» Passage
- - - -
Beauty and the Beast () is a 1978 Czechoslovak dark fantasy horror film directed by Slovak film director Juraj Herz. The film is a re-telling of the classic tale Beauty and the Beast.

For his direction, Herz received the Medalla Sitges en Oro de Ley at the Sitges Film Festival in 1979.

Plot
Julie is a bankrupt merchant's daughter, who is the only one of the three daughters, chooses to save her father's life. She goes to the Haunted Wood's Castle where she meets the Beast. He has no qualms about killing Julie, but her beauty prevents him from doing so. Although Julie is forbidden to look at the Beast, she starts to fall in love with him and the love rescues the Beast from his curse.
- - - -
» Provided material
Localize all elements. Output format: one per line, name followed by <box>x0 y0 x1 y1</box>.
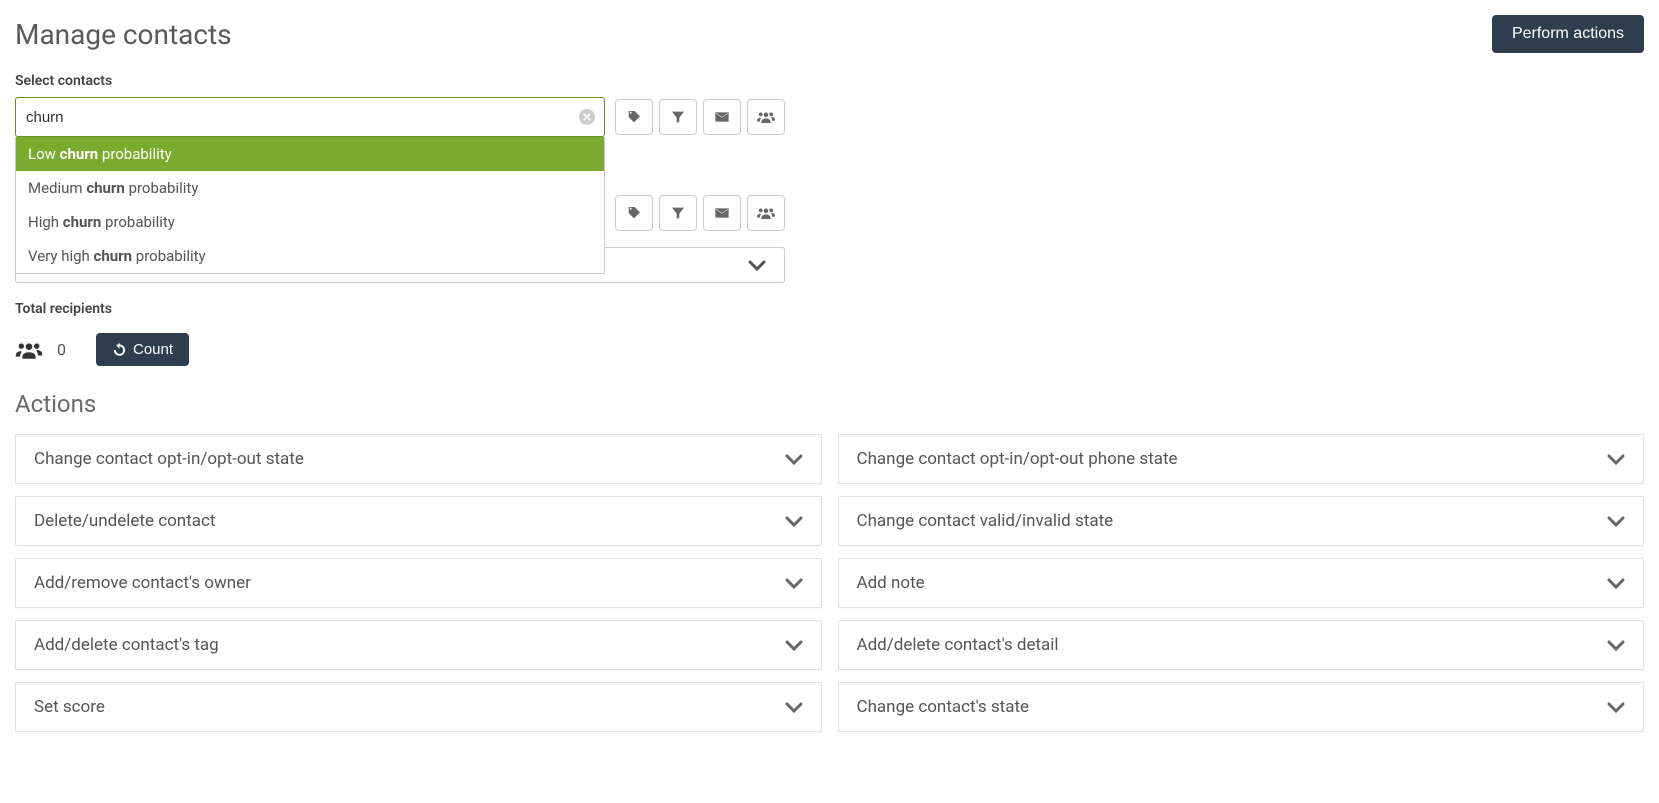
- - - -
» Directive
Translate this sentence from the text on the 1978 Beauty and the Beast film into Spanish: "For his direction, Herz received the Medalla Sitges en Oro de Ley at the Sitges Film Festival in 1979."

» Complete output
Por su dirección, Herz recibió la Medalla Sitges en Oro de Ley en el Festival de Cine de Sitges en 1979.